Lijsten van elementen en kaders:
▬▬▬▬▬▬

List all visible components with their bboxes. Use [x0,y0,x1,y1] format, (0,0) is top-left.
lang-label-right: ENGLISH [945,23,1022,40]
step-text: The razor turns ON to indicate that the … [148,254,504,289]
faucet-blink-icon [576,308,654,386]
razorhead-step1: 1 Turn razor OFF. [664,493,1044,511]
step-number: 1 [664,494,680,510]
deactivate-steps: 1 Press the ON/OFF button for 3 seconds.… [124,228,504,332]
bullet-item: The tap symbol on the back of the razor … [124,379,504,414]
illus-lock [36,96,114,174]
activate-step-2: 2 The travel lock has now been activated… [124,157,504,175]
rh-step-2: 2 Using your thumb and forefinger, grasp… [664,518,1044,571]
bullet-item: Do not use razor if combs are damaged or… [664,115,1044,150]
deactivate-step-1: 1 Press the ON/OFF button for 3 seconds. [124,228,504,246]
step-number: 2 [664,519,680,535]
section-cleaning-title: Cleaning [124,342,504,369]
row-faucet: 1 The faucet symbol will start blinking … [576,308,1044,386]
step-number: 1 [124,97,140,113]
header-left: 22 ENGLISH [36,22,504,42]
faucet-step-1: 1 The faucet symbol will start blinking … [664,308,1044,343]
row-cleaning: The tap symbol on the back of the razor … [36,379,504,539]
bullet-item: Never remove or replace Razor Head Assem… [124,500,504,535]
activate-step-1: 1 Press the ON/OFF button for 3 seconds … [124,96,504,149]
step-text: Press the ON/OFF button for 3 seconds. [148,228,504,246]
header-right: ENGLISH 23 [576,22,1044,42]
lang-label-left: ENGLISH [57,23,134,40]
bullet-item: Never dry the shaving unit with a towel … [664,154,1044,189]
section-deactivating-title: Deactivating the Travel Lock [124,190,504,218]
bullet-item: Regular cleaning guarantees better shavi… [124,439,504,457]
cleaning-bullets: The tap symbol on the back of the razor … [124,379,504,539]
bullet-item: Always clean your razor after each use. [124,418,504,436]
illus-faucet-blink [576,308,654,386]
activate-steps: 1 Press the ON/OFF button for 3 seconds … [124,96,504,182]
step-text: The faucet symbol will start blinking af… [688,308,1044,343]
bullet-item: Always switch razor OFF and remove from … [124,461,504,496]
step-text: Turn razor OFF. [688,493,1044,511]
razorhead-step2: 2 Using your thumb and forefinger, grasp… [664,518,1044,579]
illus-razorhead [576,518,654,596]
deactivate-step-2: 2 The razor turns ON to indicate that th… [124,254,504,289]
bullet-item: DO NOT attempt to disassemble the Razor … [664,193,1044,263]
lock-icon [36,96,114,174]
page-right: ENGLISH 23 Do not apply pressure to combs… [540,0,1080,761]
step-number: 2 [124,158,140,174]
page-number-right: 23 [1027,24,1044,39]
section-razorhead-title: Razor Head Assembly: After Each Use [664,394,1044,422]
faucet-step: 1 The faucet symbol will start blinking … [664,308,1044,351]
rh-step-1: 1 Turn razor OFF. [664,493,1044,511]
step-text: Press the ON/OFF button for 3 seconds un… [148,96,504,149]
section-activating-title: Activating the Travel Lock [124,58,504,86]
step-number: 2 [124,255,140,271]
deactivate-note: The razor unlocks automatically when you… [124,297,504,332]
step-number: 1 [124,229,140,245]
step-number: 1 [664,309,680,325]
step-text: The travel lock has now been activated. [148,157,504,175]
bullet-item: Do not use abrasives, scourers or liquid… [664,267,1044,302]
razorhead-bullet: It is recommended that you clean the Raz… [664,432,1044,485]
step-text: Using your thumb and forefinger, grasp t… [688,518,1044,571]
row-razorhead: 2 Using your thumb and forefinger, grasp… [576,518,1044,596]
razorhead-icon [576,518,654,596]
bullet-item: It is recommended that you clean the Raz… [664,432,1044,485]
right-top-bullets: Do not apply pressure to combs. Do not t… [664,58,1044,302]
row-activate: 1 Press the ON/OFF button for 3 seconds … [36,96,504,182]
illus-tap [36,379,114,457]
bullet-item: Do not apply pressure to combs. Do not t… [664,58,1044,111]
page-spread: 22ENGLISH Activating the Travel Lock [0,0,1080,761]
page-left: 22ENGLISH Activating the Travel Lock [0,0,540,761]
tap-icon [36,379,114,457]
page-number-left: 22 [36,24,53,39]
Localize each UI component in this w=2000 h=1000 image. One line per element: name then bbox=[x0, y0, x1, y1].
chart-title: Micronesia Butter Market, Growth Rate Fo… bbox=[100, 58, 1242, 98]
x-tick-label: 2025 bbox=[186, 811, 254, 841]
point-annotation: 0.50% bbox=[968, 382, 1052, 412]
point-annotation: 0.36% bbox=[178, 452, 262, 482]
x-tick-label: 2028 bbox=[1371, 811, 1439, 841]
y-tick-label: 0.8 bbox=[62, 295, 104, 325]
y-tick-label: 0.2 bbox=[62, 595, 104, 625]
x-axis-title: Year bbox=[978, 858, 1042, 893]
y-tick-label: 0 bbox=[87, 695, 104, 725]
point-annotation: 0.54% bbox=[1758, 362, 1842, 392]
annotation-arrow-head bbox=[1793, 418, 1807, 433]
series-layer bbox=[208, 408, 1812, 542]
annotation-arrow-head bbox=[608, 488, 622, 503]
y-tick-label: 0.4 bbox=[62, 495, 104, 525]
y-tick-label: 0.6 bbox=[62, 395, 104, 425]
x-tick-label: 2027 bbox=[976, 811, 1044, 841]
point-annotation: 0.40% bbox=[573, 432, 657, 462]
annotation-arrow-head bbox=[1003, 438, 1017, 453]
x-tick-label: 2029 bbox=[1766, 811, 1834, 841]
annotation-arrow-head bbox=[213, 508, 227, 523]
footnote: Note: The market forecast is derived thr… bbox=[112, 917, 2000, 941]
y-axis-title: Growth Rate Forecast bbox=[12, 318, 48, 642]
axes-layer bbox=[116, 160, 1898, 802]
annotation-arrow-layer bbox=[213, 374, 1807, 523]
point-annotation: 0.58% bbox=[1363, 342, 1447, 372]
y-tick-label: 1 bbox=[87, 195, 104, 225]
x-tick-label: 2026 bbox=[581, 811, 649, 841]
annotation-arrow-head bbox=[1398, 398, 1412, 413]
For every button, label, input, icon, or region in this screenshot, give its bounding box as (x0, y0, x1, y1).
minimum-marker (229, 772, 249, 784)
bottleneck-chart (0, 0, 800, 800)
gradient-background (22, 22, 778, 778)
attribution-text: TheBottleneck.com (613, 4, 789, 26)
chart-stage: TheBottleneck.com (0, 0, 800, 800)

▬▬▬▬▬▬

▶ OPDRACHT
Neem ongewijzigd over: alles vanaf het begin van de lijsten tot en met de regel waarin "step-text: The faucet" staat.

▶ UITWERKING
List all visible components with their bboxes. Use [x0,y0,x1,y1] format, (0,0) is top-left.
lang-label-right: ENGLISH [945,23,1022,40]
step-text: The razor turns ON to indicate that the … [148,254,504,289]
faucet-blink-icon [576,308,654,386]
razorhead-step1: 1 Turn razor OFF. [664,493,1044,511]
step-number: 1 [664,494,680,510]
deactivate-steps: 1 Press the ON/OFF button for 3 seconds.… [124,228,504,332]
bullet-item: The tap symbol on the back of the razor … [124,379,504,414]
illus-lock [36,96,114,174]
activate-step-2: 2 The travel lock has now been activated… [124,157,504,175]
rh-step-2: 2 Using your thumb and forefinger, grasp… [664,518,1044,571]
bullet-item: Do not use razor if combs are damaged or… [664,115,1044,150]
deactivate-step-1: 1 Press the ON/OFF button for 3 seconds. [124,228,504,246]
step-number: 2 [664,519,680,535]
section-cleaning-title: Cleaning [124,342,504,369]
row-faucet: 1 The faucet symbol will start blinking … [576,308,1044,386]
step-number: 1 [124,97,140,113]
header-left: 22 ENGLISH [36,22,504,42]
faucet-step-1: 1 The faucet symbol will start blinking … [664,308,1044,343]
row-cleaning: The tap symbol on the back of the razor … [36,379,504,539]
bullet-item: Never remove or replace Razor Head Assem… [124,500,504,535]
activate-step-1: 1 Press the ON/OFF button for 3 seconds … [124,96,504,149]
step-text: Press the ON/OFF button for 3 seconds. [148,228,504,246]
header-right: ENGLISH 23 [576,22,1044,42]
lang-label-left: ENGLISH [57,23,134,40]
bullet-item: Never dry the shaving unit with a towel … [664,154,1044,189]
section-deactivating-title: Deactivating the Travel Lock [124,190,504,218]
bullet-item: Regular cleaning guarantees better shavi… [124,439,504,457]
cleaning-bullets: The tap symbol on the back of the razor … [124,379,504,539]
bullet-item: Always clean your razor after each use. [124,418,504,436]
illus-faucet-blink [576,308,654,386]
activate-steps: 1 Press the ON/OFF button for 3 seconds … [124,96,504,182]
step-text: The faucet symbol will start blinking af… [688,308,1044,343]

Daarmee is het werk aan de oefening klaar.